Collected data:
^^^^

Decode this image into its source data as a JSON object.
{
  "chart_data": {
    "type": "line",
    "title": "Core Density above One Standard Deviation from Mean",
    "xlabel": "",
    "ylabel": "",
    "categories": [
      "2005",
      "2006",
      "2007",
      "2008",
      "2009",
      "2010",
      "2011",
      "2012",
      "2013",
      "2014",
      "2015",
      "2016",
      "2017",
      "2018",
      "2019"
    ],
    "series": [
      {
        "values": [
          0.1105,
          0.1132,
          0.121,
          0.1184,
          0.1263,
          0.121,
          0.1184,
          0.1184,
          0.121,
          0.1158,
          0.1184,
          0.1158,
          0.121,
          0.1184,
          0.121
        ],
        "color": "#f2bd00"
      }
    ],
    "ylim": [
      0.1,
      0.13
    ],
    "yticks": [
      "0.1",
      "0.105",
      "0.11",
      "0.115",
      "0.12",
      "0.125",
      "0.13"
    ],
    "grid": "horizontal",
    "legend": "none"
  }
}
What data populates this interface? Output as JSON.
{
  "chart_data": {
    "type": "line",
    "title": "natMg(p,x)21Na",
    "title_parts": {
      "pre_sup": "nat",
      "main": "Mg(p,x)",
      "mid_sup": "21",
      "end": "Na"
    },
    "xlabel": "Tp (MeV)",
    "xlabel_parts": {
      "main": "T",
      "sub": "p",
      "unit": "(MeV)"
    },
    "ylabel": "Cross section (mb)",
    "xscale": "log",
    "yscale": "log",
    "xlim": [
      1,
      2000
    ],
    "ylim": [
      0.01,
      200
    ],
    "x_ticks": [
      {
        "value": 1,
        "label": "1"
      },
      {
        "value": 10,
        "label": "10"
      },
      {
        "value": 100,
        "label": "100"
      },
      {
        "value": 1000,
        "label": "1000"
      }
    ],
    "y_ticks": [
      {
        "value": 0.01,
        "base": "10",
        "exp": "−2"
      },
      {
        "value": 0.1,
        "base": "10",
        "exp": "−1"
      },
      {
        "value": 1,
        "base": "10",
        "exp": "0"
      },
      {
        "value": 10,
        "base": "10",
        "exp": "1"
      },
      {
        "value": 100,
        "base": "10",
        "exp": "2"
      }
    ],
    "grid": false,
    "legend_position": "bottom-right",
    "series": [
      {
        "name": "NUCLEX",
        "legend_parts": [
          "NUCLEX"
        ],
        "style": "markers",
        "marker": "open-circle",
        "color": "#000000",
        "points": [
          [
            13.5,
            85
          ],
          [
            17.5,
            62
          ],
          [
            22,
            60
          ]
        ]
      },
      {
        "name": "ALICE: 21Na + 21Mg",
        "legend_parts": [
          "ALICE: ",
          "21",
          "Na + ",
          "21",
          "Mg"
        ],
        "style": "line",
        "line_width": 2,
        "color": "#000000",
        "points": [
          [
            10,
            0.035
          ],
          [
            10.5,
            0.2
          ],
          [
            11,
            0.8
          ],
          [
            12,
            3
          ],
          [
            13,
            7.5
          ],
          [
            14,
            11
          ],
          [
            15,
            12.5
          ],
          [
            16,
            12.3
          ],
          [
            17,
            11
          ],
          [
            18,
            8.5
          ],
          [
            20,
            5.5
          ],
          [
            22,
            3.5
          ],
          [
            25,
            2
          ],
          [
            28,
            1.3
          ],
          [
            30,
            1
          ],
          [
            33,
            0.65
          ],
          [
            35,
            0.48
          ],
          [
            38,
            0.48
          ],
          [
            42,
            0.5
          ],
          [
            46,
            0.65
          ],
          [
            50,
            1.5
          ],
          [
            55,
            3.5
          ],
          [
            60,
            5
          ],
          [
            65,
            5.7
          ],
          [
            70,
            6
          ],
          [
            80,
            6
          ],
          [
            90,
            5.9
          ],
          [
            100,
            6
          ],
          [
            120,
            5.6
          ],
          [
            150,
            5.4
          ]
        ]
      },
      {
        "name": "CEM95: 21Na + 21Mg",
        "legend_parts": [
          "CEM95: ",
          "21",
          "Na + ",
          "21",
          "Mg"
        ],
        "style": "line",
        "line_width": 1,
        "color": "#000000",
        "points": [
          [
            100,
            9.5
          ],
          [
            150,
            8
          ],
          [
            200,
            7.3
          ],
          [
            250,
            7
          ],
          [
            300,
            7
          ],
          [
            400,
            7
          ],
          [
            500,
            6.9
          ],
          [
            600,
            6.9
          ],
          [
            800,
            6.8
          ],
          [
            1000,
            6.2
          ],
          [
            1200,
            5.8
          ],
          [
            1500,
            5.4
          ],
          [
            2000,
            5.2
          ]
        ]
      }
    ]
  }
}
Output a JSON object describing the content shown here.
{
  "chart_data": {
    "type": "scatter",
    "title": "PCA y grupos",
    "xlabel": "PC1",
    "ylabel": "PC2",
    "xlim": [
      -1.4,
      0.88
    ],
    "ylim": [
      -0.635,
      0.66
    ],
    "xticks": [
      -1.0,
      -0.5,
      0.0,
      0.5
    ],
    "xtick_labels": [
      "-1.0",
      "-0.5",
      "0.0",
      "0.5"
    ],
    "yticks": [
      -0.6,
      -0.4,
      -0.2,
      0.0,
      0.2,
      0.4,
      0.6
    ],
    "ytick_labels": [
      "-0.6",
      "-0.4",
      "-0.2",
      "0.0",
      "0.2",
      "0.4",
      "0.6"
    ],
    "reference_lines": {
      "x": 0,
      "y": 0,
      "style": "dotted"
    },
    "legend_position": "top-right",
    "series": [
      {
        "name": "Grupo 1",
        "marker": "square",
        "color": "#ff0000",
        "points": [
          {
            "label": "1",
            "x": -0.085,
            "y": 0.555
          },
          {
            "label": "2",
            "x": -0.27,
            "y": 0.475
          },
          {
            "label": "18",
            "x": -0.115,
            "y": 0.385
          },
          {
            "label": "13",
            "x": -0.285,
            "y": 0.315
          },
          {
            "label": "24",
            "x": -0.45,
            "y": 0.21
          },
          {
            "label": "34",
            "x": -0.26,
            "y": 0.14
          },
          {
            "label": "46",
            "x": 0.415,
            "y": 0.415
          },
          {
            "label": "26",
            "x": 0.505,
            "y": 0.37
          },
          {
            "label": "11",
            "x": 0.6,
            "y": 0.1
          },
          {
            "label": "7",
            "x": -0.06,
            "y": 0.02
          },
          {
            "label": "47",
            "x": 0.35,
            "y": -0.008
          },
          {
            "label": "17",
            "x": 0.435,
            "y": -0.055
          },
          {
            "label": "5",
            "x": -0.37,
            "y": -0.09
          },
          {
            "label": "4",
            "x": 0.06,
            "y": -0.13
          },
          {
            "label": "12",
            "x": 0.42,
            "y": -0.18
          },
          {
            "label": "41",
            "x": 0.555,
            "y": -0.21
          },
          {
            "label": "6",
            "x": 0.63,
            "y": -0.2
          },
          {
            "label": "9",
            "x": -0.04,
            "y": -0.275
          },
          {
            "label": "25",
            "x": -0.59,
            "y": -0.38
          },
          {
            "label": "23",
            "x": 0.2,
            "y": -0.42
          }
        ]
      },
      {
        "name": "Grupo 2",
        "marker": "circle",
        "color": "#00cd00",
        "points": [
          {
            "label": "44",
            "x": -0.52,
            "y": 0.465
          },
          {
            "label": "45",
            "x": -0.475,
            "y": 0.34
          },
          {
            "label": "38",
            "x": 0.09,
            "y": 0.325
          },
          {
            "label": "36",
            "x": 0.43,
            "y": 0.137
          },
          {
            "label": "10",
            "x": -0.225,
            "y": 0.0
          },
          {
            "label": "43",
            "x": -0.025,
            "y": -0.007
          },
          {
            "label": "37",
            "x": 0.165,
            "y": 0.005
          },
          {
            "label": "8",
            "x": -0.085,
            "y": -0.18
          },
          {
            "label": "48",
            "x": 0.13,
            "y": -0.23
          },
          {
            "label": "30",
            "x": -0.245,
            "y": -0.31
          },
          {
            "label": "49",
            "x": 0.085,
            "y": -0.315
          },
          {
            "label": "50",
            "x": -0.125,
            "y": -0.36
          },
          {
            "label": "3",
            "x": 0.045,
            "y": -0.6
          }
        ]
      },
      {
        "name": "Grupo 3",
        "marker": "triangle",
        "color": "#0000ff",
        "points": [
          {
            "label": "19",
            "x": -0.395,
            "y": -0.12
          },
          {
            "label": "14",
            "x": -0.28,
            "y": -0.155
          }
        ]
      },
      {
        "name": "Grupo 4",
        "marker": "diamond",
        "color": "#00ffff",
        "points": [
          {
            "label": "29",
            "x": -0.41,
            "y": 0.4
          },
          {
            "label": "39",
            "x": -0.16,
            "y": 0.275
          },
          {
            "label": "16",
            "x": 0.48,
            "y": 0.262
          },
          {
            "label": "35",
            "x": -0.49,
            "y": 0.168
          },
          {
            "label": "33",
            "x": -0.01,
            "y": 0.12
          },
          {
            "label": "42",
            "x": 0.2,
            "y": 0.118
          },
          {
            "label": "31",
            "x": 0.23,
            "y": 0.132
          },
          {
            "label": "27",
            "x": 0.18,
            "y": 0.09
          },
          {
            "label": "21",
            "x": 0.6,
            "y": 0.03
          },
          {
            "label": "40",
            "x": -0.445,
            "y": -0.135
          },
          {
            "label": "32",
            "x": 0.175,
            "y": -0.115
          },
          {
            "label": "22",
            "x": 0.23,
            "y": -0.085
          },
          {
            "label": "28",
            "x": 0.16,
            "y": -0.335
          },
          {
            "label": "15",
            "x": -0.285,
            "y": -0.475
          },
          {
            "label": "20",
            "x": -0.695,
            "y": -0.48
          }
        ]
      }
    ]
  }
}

^^^^

**What is needed**. Copy out all lines that carry the word "JSON".

**Exercise response**.
Decode this image into its source data as a JSON object.
What data populates this interface? Output as JSON.
Output a JSON object describing the content shown here.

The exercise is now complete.